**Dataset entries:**
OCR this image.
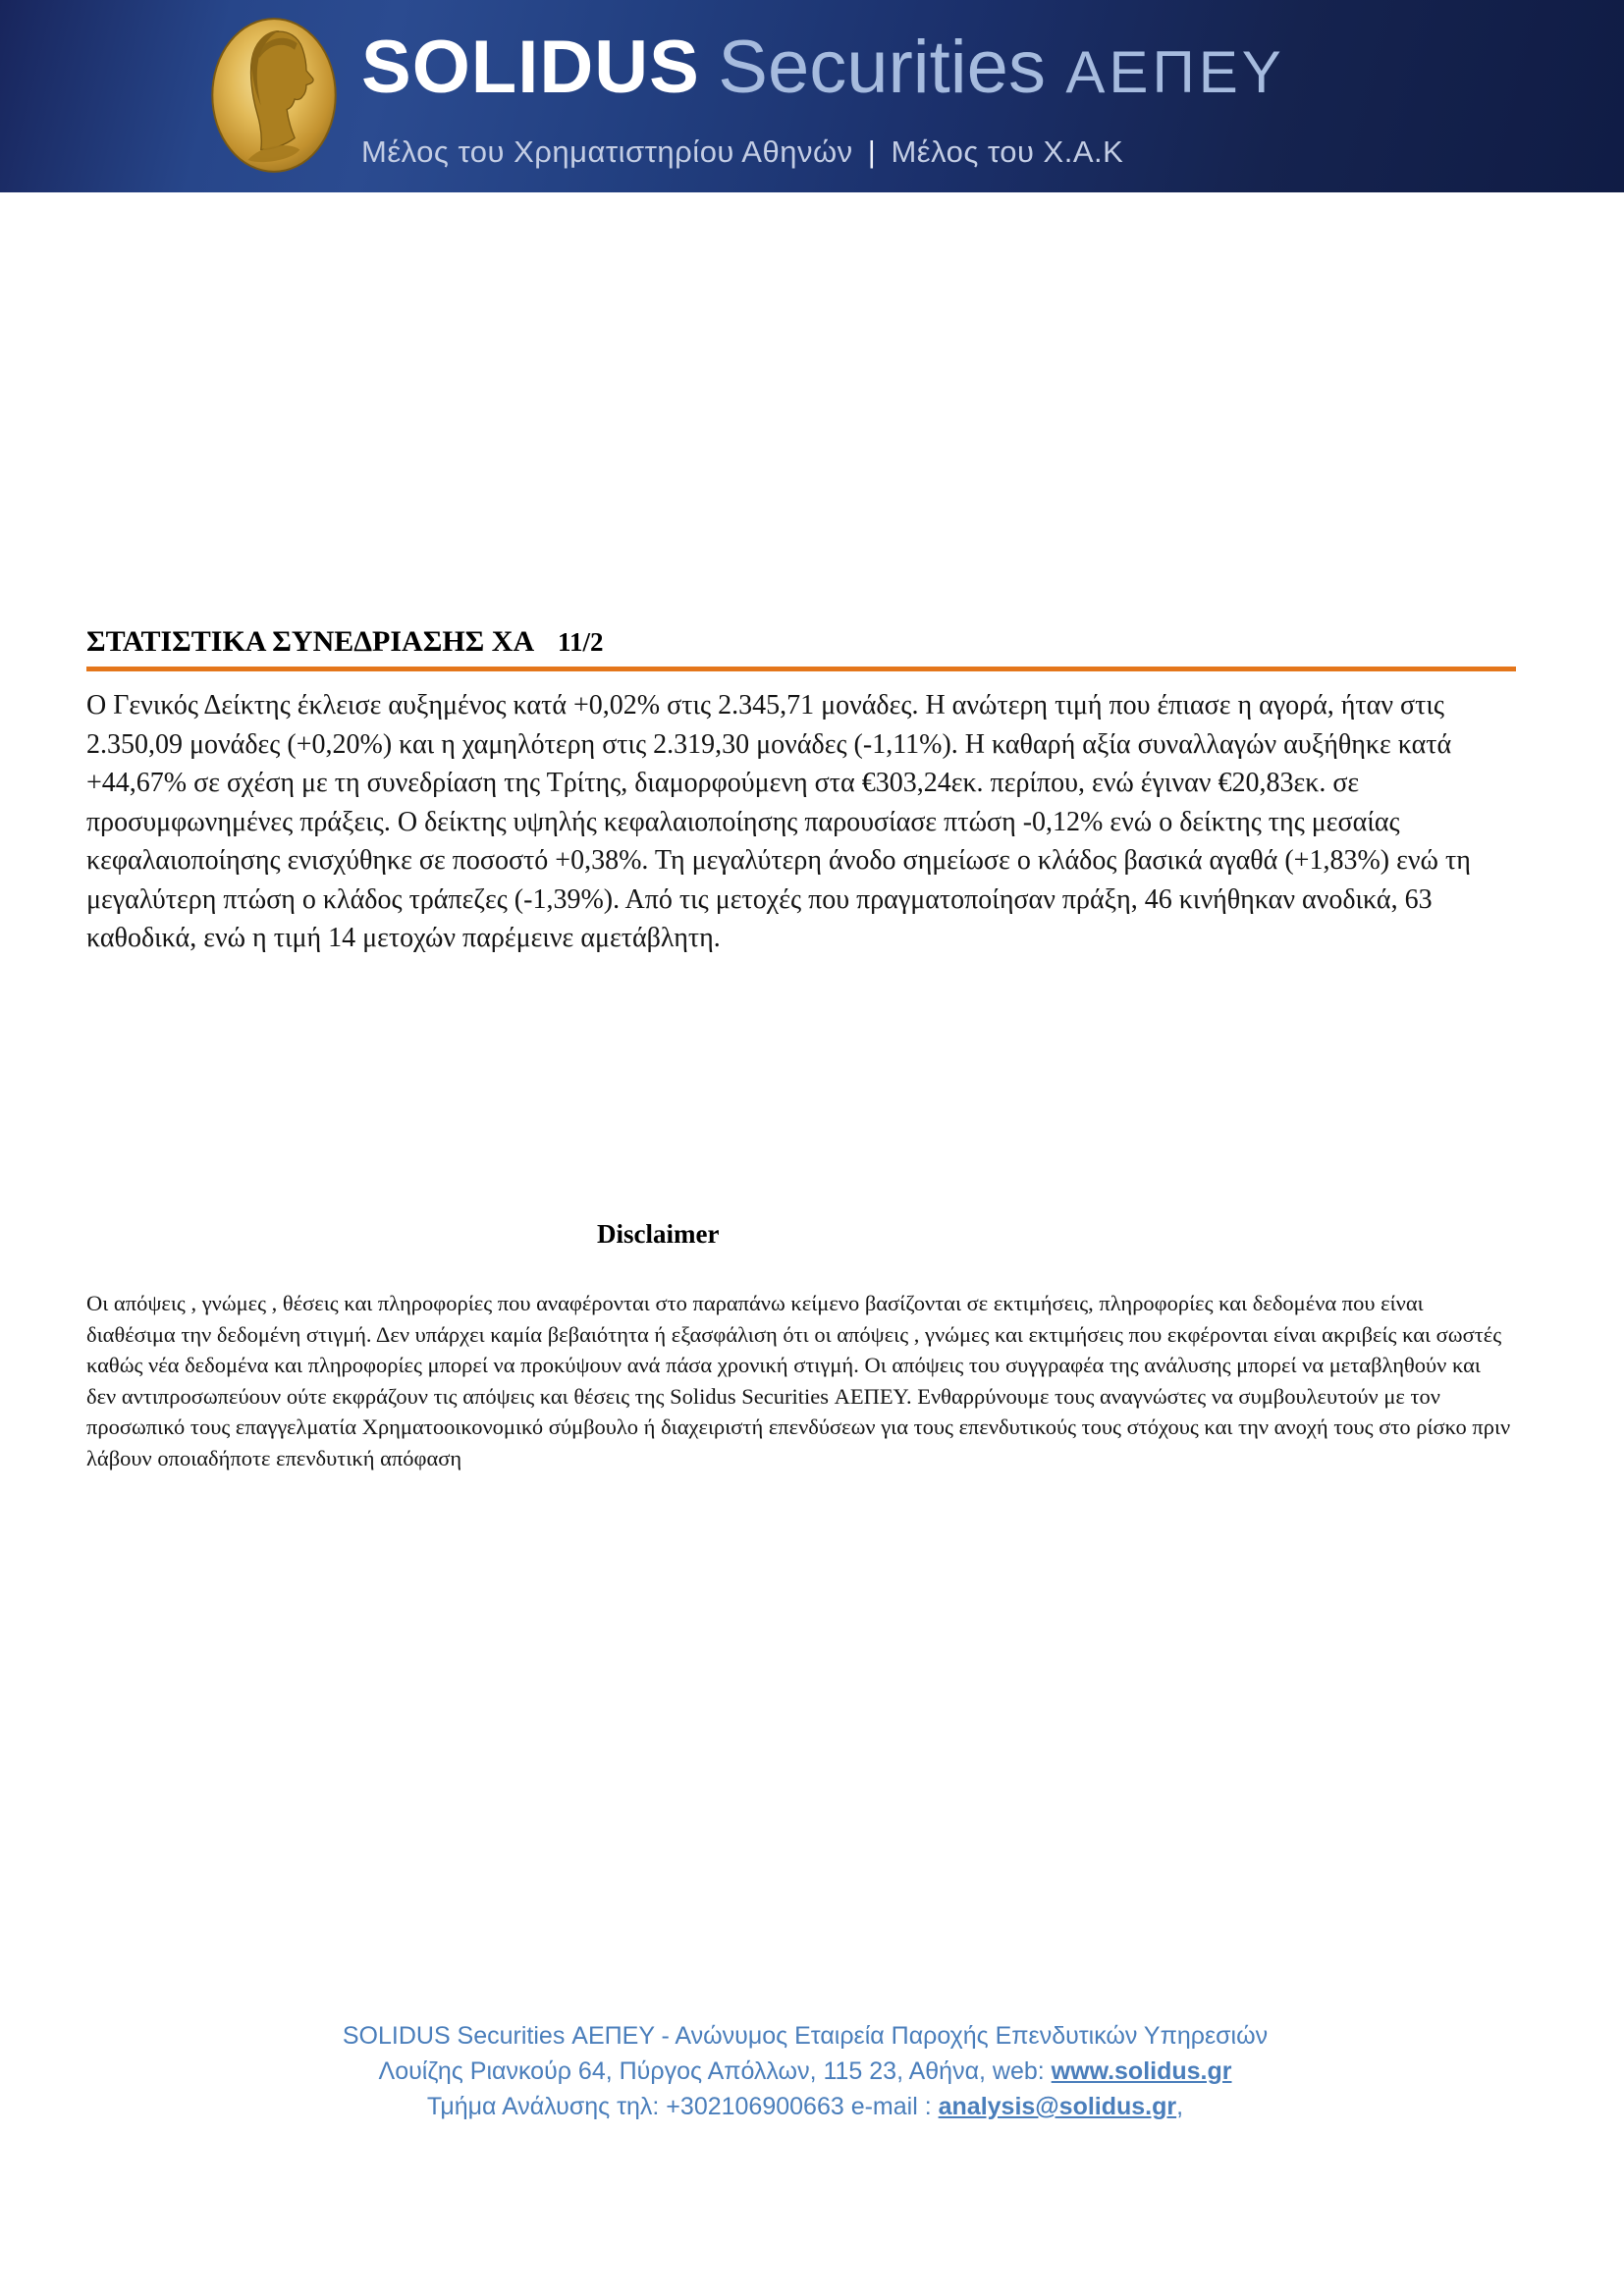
SOLIDUS Securities ΑΕΠΕΥ
Μέλος του Χρηματιστηρίου Αθηνών | Μέλος του Χ.Α.Κ
ΣΤΑΤΙΣΤΙΚΑ ΣΥΝΕΔΡΙΑΣΗΣ ΧΑ 11/2

Ο Γενικός Δείκτης έκλεισε αυξημένος κατά +0,02% στις 2.345,71 μονάδες. Η ανώτερη τιμή που έπιασε η αγορά, ήταν στις 2.350,09 μονάδες (+0,20%) και η χαμηλότερη στις 2.319,30 μονάδες (-1,11%). Η καθαρή αξία συναλλαγών αυξήθηκε κατά +44,67% σε σχέση με τη συνεδρίαση της Τρίτης, διαμορφούμενη στα €303,24εκ. περίπου, ενώ έγιναν €20,83εκ. σε προσυμφωνημένες πράξεις. Ο δείκτης υψηλής κεφαλαιοποίησης παρουσίασε πτώση -0,12% ενώ ο δείκτης της μεσαίας κεφαλαιοποίησης ενισχύθηκε σε ποσοστό +0,38%. Τη μεγαλύτερη άνοδο σημείωσε ο κλάδος βασικά αγαθά (+1,83%) ενώ τη μεγαλύτερη πτώση ο κλάδος τράπεζες (-1,39%). Από τις μετοχές που πραγματοποίησαν πράξη, 46 κινήθηκαν ανοδικά, 63 καθοδικά, ενώ η τιμή 14 μετοχών παρέμεινε αμετάβλητη.

Disclaimer

Οι απόψεις , γνώμες , θέσεις και πληροφορίες που αναφέρονται στο παραπάνω κείμενο βασίζονται σε εκτιμήσεις, πληροφορίες και δεδομένα που είναι διαθέσιμα την δεδομένη στιγμή. Δεν υπάρχει καμία βεβαιότητα ή εξασφάλιση ότι οι απόψεις , γνώμες και εκτιμήσεις που εκφέρονται είναι ακριβείς και σωστές καθώς νέα δεδομένα και πληροφορίες μπορεί να προκύψουν ανά πάσα χρονική στιγμή. Οι απόψεις του συγγραφέα της ανάλυσης μπορεί να μεταβληθούν και δεν αντιπροσωπεύουν ούτε εκφράζουν τις απόψεις και θέσεις της Solidus Securities ΑΕΠΕΥ. Ενθαρρύνουμε τους αναγνώστες να συμβουλευτούν με τον προσωπικό τους επαγγελματία Χρηματοοικονομικό σύμβουλο ή διαχειριστή επενδύσεων για τους επενδυτικούς τους στόχους και την ανοχή τους στο ρίσκο πριν λάβουν οποιαδήποτε επενδυτική απόφαση

SOLIDUS Securities ΑΕΠΕΥ - Ανώνυμος Εταιρεία Παροχής Επενδυτικών Υπηρεσιών
Λουίζης Ριανκούρ 64, Πύργος Απόλλων, 115 23, Αθήνα, web: www.solidus.gr
Τμήμα Ανάλυσης τηλ: +302106900663 e-mail : analysis@solidus.gr,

**Problem description:**
Leave out the pictures and print each record exactly as it stands.

**The output:**
OCR this image.
SOLIDUS Securities ΑΕΠΕΥ
Μέλος του Χρηματιστηρίου Αθηνών | Μέλος του Χ.Α.Κ
ΣΤΑΤΙΣΤΙΚΑ ΣΥΝΕΔΡΙΑΣΗΣ ΧΑ 11/2

Ο Γενικός Δείκτης έκλεισε αυξημένος κατά +0,02% στις 2.345,71 μονάδες. Η ανώτερη τιμή που έπιασε η αγορά, ήταν στις 2.350,09 μονάδες (+0,20%) και η χαμηλότερη στις 2.319,30 μονάδες (-1,11%). Η καθαρή αξία συναλλαγών αυξήθηκε κατά +44,67% σε σχέση με τη συνεδρίαση της Τρίτης, διαμορφούμενη στα €303,24εκ. περίπου, ενώ έγιναν €20,83εκ. σε προσυμφωνημένες πράξεις. Ο δείκτης υψηλής κεφαλαιοποίησης παρουσίασε πτώση -0,12% ενώ ο δείκτης της μεσαίας κεφαλαιοποίησης ενισχύθηκε σε ποσοστό +0,38%. Τη μεγαλύτερη άνοδο σημείωσε ο κλάδος βασικά αγαθά (+1,83%) ενώ τη μεγαλύτερη πτώση ο κλάδος τράπεζες (-1,39%). Από τις μετοχές που πραγματοποίησαν πράξη, 46 κινήθηκαν ανοδικά, 63 καθοδικά, ενώ η τιμή 14 μετοχών παρέμεινε αμετάβλητη.

Disclaimer

Οι απόψεις , γνώμες , θέσεις και πληροφορίες που αναφέρονται στο παραπάνω κείμενο βασίζονται σε εκτιμήσεις, πληροφορίες και δεδομένα που είναι διαθέσιμα την δεδομένη στιγμή. Δεν υπάρχει καμία βεβαιότητα ή εξασφάλιση ότι οι απόψεις , γνώμες και εκτιμήσεις που εκφέρονται είναι ακριβείς και σωστές καθώς νέα δεδομένα και πληροφορίες μπορεί να προκύψουν ανά πάσα χρονική στιγμή. Οι απόψεις του συγγραφέα της ανάλυσης μπορεί να μεταβληθούν και δεν αντιπροσωπεύουν ούτε εκφράζουν τις απόψεις και θέσεις της Solidus Securities ΑΕΠΕΥ. Ενθαρρύνουμε τους αναγνώστες να συμβουλευτούν με τον προσωπικό τους επαγγελματία Χρηματοοικονομικό σύμβουλο ή διαχειριστή επενδύσεων για τους επενδυτικούς τους στόχους και την ανοχή τους στο ρίσκο πριν λάβουν οποιαδήποτε επενδυτική απόφαση

SOLIDUS Securities ΑΕΠΕΥ - Ανώνυμος Εταιρεία Παροχής Επενδυτικών Υπηρεσιών
Λουίζης Ριανκούρ 64, Πύργος Απόλλων, 115 23, Αθήνα, web: www.solidus.gr
Τμήμα Ανάλυσης τηλ: +302106900663 e-mail : analysis@solidus.gr,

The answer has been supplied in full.